● **Problem**
Only the number is wanted: how many lines hold the word "Current"?

● **Information shown**
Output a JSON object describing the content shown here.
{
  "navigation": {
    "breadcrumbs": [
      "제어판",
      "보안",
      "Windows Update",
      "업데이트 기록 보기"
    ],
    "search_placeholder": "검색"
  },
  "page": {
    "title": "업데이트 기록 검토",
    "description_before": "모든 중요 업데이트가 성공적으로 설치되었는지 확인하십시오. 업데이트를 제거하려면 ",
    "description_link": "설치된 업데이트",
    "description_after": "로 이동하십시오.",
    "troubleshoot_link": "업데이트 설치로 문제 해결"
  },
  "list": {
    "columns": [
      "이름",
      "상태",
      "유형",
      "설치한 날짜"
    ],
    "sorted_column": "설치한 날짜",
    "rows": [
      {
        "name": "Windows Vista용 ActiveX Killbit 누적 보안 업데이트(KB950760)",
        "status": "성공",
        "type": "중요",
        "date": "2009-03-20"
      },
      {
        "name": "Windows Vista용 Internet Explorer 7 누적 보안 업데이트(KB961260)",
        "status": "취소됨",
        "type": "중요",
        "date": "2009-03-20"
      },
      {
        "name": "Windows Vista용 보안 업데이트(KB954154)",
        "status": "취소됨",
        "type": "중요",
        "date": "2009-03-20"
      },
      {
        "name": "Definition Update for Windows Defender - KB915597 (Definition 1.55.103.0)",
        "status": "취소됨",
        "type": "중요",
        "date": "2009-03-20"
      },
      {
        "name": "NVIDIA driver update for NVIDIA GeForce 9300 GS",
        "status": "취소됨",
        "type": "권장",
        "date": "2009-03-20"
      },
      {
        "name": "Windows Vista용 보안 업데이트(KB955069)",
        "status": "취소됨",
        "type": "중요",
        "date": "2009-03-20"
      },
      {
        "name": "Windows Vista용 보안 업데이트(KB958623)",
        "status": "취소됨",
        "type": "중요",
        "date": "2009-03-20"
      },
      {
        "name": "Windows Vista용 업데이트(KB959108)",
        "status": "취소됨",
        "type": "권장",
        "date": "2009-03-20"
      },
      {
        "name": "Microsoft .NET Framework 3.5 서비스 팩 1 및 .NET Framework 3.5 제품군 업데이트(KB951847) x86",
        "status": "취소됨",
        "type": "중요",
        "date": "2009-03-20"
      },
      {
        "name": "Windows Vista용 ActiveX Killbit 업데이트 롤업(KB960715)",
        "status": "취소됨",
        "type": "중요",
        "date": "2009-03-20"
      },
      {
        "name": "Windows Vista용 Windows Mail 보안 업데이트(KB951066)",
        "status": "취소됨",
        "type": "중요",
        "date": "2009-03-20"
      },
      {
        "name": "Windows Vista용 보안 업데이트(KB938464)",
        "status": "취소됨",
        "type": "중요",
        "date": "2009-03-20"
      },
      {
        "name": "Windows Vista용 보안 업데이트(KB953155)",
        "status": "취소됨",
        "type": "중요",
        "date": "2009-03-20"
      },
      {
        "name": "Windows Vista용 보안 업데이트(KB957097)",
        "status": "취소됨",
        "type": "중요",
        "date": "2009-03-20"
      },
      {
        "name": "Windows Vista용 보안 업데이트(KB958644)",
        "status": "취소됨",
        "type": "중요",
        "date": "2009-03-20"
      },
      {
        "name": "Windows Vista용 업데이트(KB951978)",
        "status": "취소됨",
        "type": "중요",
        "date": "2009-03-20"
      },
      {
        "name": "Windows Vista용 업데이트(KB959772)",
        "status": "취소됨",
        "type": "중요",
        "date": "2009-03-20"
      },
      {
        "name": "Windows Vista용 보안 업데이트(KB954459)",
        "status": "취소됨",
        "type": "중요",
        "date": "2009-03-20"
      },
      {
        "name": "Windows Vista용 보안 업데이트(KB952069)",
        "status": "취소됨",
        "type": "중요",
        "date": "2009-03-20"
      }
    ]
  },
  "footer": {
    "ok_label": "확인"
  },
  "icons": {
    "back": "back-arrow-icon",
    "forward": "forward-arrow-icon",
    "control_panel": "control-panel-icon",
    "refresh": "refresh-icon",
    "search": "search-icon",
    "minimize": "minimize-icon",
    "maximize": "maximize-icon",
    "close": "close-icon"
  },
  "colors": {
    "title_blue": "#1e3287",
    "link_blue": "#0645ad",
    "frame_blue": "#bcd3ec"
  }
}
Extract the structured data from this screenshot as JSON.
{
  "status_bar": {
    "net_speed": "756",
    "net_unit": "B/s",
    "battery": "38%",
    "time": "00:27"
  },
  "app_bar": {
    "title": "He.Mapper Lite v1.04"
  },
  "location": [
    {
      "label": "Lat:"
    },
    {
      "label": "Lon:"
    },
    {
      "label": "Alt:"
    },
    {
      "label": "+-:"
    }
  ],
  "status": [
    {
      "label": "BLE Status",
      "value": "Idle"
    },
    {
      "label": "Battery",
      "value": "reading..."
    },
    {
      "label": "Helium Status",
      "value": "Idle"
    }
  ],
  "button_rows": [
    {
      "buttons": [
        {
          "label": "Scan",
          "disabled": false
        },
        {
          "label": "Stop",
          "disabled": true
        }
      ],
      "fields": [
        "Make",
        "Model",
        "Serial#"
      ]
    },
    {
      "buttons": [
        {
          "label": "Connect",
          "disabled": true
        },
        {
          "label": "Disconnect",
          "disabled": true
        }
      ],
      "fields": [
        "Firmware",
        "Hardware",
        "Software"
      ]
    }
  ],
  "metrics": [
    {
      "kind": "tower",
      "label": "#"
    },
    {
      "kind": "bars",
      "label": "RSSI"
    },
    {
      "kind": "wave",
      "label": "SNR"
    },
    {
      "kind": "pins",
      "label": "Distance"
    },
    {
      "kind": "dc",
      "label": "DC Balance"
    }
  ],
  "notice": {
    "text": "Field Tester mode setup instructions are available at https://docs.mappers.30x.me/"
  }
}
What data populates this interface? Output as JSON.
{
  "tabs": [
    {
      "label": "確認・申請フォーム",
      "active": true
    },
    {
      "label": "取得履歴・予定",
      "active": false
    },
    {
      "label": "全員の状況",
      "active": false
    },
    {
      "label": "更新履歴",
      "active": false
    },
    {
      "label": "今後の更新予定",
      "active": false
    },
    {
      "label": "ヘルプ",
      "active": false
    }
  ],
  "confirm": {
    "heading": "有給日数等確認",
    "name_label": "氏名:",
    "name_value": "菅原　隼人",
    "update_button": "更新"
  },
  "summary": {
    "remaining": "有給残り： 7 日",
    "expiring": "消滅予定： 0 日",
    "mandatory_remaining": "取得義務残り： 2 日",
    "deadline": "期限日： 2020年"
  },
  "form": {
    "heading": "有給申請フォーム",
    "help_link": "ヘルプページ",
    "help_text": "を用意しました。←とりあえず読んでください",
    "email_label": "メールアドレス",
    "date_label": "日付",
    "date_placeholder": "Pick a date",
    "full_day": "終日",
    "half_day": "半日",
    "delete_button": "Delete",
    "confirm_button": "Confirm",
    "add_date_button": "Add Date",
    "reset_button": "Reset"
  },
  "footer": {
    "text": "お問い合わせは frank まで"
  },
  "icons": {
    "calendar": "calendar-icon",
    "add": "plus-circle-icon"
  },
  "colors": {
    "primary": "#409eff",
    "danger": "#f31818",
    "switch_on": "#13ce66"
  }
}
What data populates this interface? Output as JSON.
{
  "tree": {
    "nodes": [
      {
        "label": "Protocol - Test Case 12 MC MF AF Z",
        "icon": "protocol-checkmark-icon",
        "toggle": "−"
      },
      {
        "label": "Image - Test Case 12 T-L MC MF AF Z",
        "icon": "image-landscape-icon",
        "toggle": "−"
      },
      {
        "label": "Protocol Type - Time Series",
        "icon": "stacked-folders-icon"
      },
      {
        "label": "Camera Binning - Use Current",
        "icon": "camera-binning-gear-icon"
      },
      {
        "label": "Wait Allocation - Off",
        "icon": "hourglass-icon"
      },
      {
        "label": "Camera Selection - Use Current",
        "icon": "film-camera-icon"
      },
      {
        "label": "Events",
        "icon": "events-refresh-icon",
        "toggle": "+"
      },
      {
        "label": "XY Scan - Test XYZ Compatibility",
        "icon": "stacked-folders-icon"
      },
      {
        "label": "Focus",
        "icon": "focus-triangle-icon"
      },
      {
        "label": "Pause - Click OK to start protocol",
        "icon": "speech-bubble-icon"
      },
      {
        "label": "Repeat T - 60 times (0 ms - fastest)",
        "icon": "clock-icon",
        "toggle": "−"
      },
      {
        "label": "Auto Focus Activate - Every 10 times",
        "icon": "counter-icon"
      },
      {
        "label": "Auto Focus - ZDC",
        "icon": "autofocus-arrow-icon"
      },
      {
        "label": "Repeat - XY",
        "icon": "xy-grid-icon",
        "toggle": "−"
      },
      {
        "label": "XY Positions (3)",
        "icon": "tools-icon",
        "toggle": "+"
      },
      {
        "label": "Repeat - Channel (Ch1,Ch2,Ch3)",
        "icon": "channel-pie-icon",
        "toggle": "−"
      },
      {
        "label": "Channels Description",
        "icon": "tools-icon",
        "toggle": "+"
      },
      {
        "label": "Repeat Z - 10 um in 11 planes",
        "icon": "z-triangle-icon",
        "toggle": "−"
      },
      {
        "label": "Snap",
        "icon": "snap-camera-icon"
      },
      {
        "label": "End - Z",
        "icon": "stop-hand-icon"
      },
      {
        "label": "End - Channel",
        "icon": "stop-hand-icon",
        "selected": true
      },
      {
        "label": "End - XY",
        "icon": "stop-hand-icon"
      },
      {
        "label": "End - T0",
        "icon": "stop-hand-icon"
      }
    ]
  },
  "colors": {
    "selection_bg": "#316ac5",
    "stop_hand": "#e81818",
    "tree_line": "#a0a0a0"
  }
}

● **Output for this task**
2